▶ **Tasks to carry out**
a - Answer these questions from the post on objective crystallizing, one answer per line, marked (i), (ii), (iii):
(i) How do people first train the human-level AGI in the story?
(ii) What do they have the agent do to push it past what human feedback can reach?
(iii) What extra instruction might the model get with each input to teach it to gradient hack?
b - Say whether each statement agrees with the post on objective crystallizing. Answer yes or no and quote the words from the post that decide it:
(i) The author has often heard others say that objective crystallizing could work in our favor.
(ii) In the second stage of training, people keep preventing deceptive behavior.
(iii) SGD has no reason to keep the introspective check around.
c - Carry on the post on objective crystallizing from the point where it stops.

▶ **Excerpt**
begin
Here's a classic argument[1] for inner-misalignment risk that you've probably heard before:

  • Let's say you are training an agent with a misaligned consequentialist objective. If it knows how the training process works, it may realize that its objective will be changed if it does not perform well.
  • Consequentialist agents generally don't want their objectives to be changed, so it will try to perform well.
  • Now SGD doesn't need to make the agent more aligned in order to improve its performance, which potentially causes the agent's misaligned objective to become 'crystalized.'

There is some chance that this ‘objective crystallizing’ phenomenon could work in our favor, and I haven’t heard anyone mention this before. Here’s a story for how this might happen:

First, people train a human-level AGI via imitation/human feedback. They have great interpretability techniques and are careful to prevent any suboptimally aligned objectives from crystalizing by punishing/preventing deceptive behavior. At the end of this, they get something that is sufficiently aligned (just assume this happens).

Now they want to train the AGI beyond the level of capabilities that human feedback can accomplish, so they make the agent play lots of video games or use some other objective that isn't impact aligned.

Importantly, they stop trying to prevent deceptive behavior. Perhaps they even tell the AGI exactly how the training process works and that it needs to play the video games well in order to prevent the training process from changing its objective. 

Could this ‘crystalize’ the aligned objective of the AGI? Can you use an arbitrary base objective to safely scale an already aligned AGI up to superintelligence?

Some ways to make this more likely to work

As the authors of Risks from Learned Optimization point out, the inner objective might still change due to “random drift and any implicit time complexity or description length penalties.”

Preventing random drift

Perhaps you could teach the model to gradient hack. For example, for each input, give the model the additional instruction: “check if your objective is aligned with human interests and fail hard if it isn’t.”[2] 

It's hard to know how feasible gradient hacking is. Let's say that there is some introspective mechanism in the model that allows it to perform the check. There's no reason for SGD to keep this check around, which means it could be replaced with a mechanism that makes better use of the parameter real-estate.
end
▶ **Dataset content**
begin
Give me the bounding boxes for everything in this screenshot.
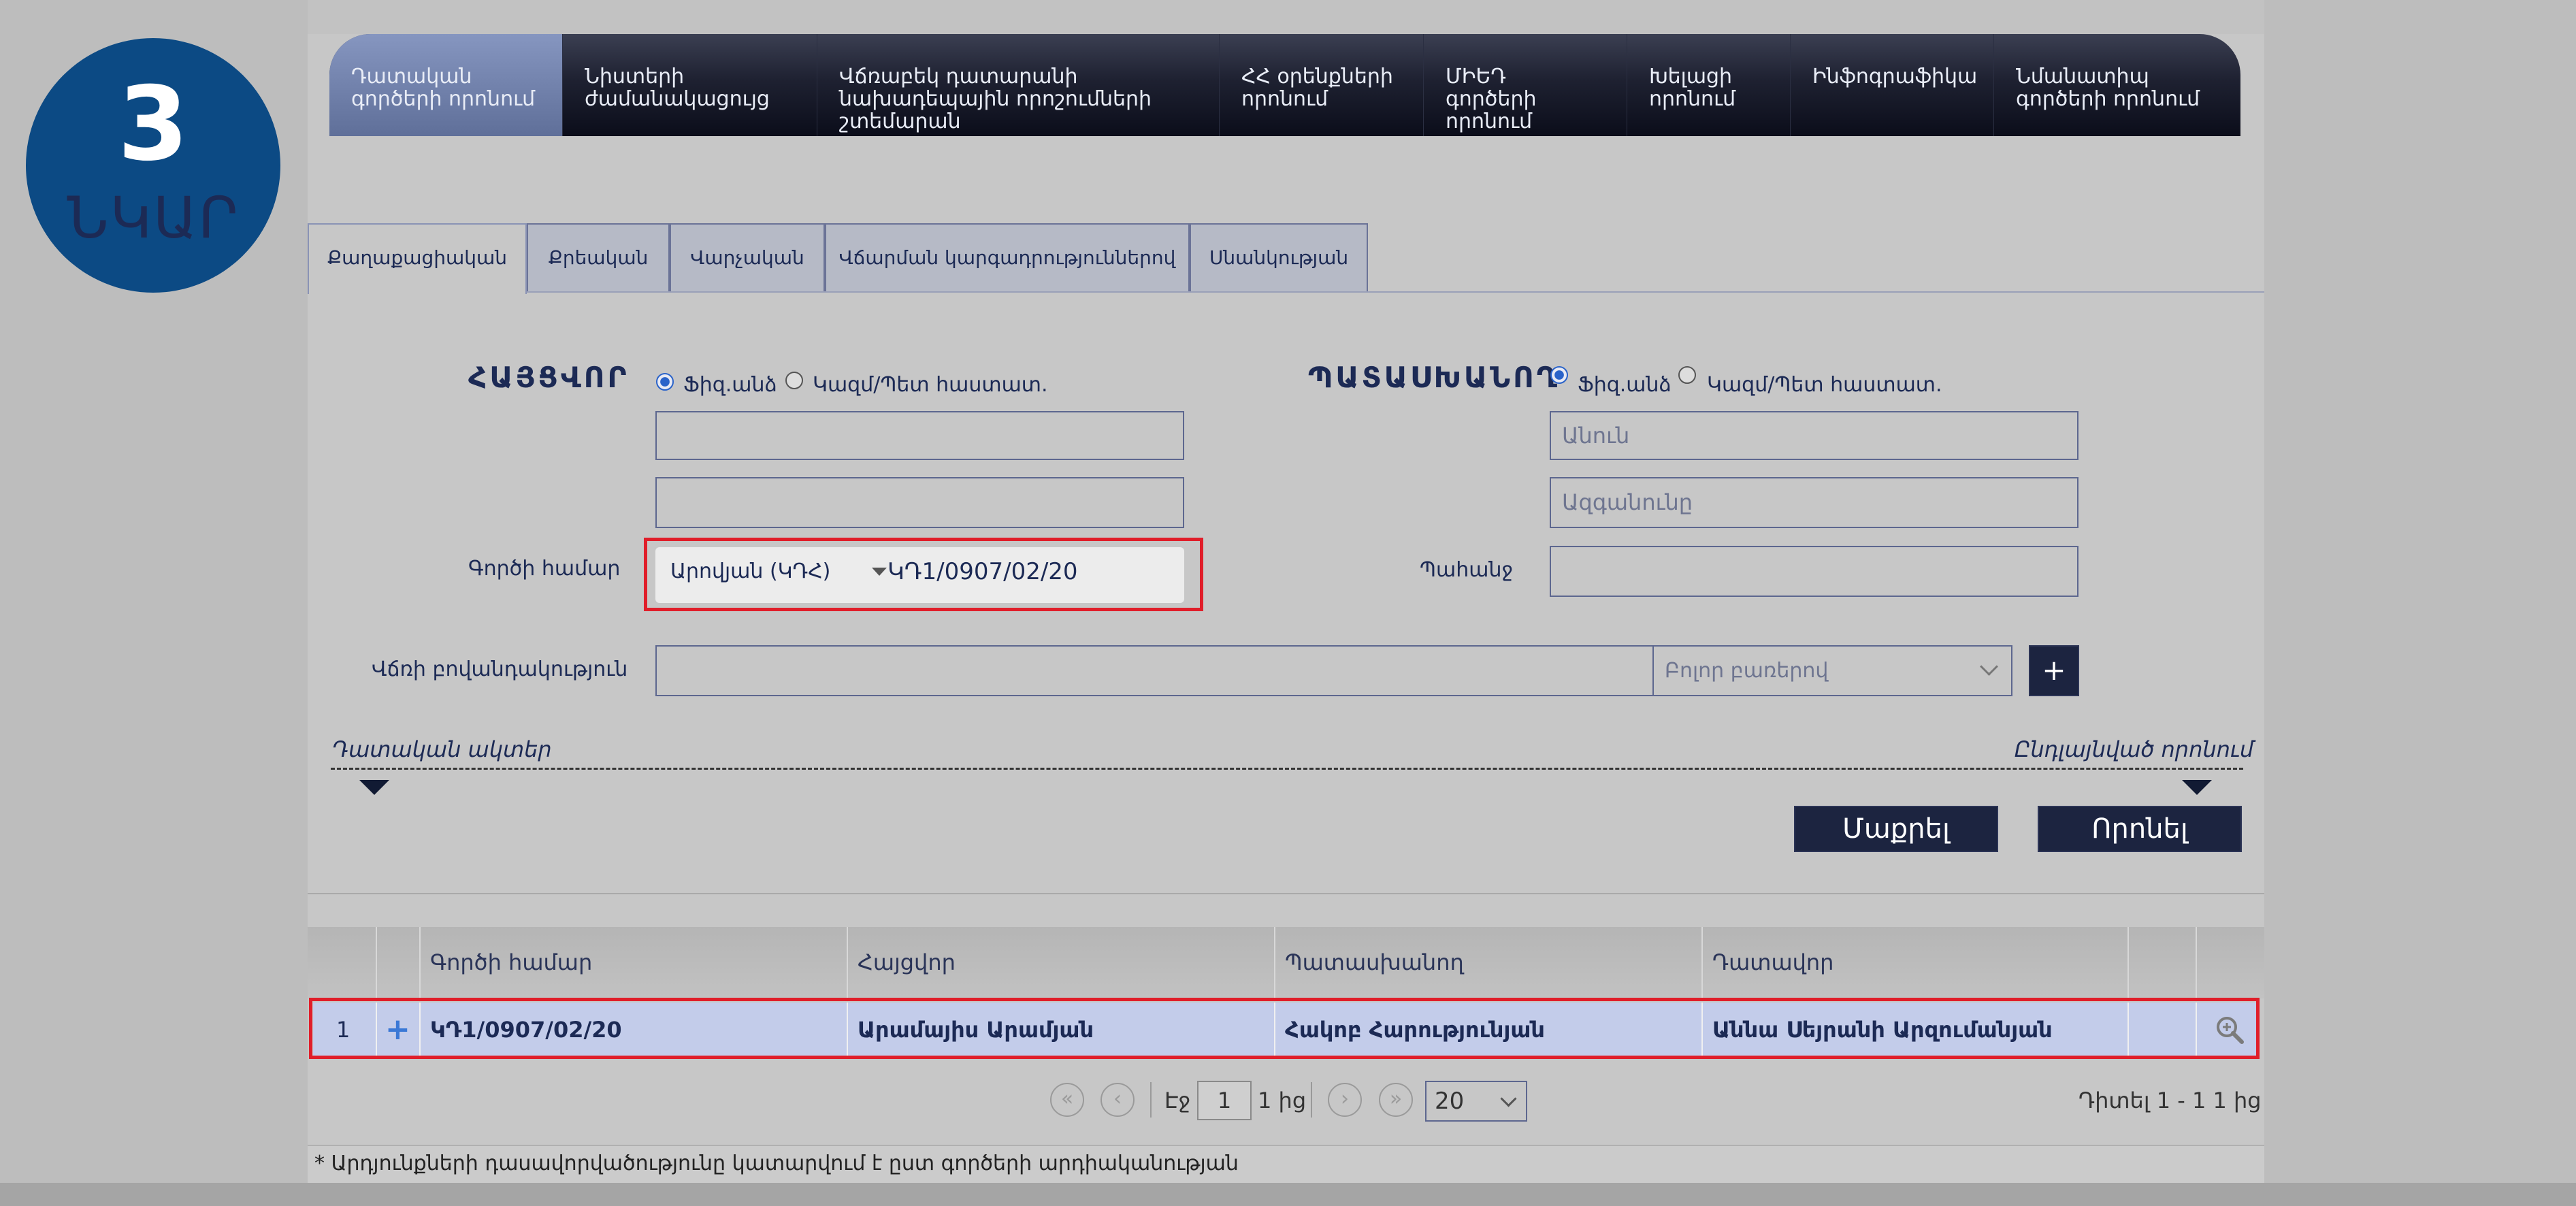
end
▶ **The responses**
a -
(i) Via imitation/human feedback.
(ii) Play lots of video games, or use some other objective that isn't impact aligned.
(iii) "check if your objective is aligned with human interests and fail hard if it isn’t."

b -
(i) No: "I haven’t heard anyone mention this before."
(ii) No: "Importantly, they stop trying to prevent deceptive behavior."
(iii) Yes: "There's no reason for SGD to keep this check around"

c -
In order to prevent the check from being removed, we would want the agent to implement a check cycle:

Check 1 checks that the objective is satisfactory and that Check 2 is still functional. Check 2 checks if Check 1 is functional. If Check 1 or Check 2 fail, the agent performs poorly.  

Why wouldn't SGD just remove both checks simultaneously? This shouldn't happen as a result of how partial derivatives work. Partial derivatives answer the question: "how much would the loss change if <parameter> was changed a little bit and all the other parameters were held constant?" When the partial derivative of a parameter that is responsible for performing Check 1 is computed, the parameters responsible for Check 2 are assumed to be fixed, so removing Check 1 appears to hurt loss. The same argument can be applied to Check 2, so a gradient step should not remove either check.

But how would this actually be implemented? You can pass instructions with each input to run these checks and maybe the AGI will implement them the way we want it to, but that's a big maybe. I don't expect there to be many tasks in the training data like this. Also, I think that implementing a check cycle would require recurrence.

Another strategy is to use intermittent oversight – i.e. get an amplified version of the current aligned model to (somehow) determine whether the upgraded model has the same objective before proceeding. Whether this could work is largely dependent on how transparent the model can be made to be.

What about implicit time complexity/description length penalties?

By default, SGD will push the aligned objective toward whatever consequentialist objective can be expressed with parameters that have the minimum regularization penalty. The previously mentioned strategies would be more likely to work If there wasn’t any optimization pressure towards changing the objective.

One way to alleviate this pressure is to add a term to the loss function that incentivizes the model to keep parameter values similar to those of the original aligned model. For the sake of concreteness, I'll describe a possible implementation.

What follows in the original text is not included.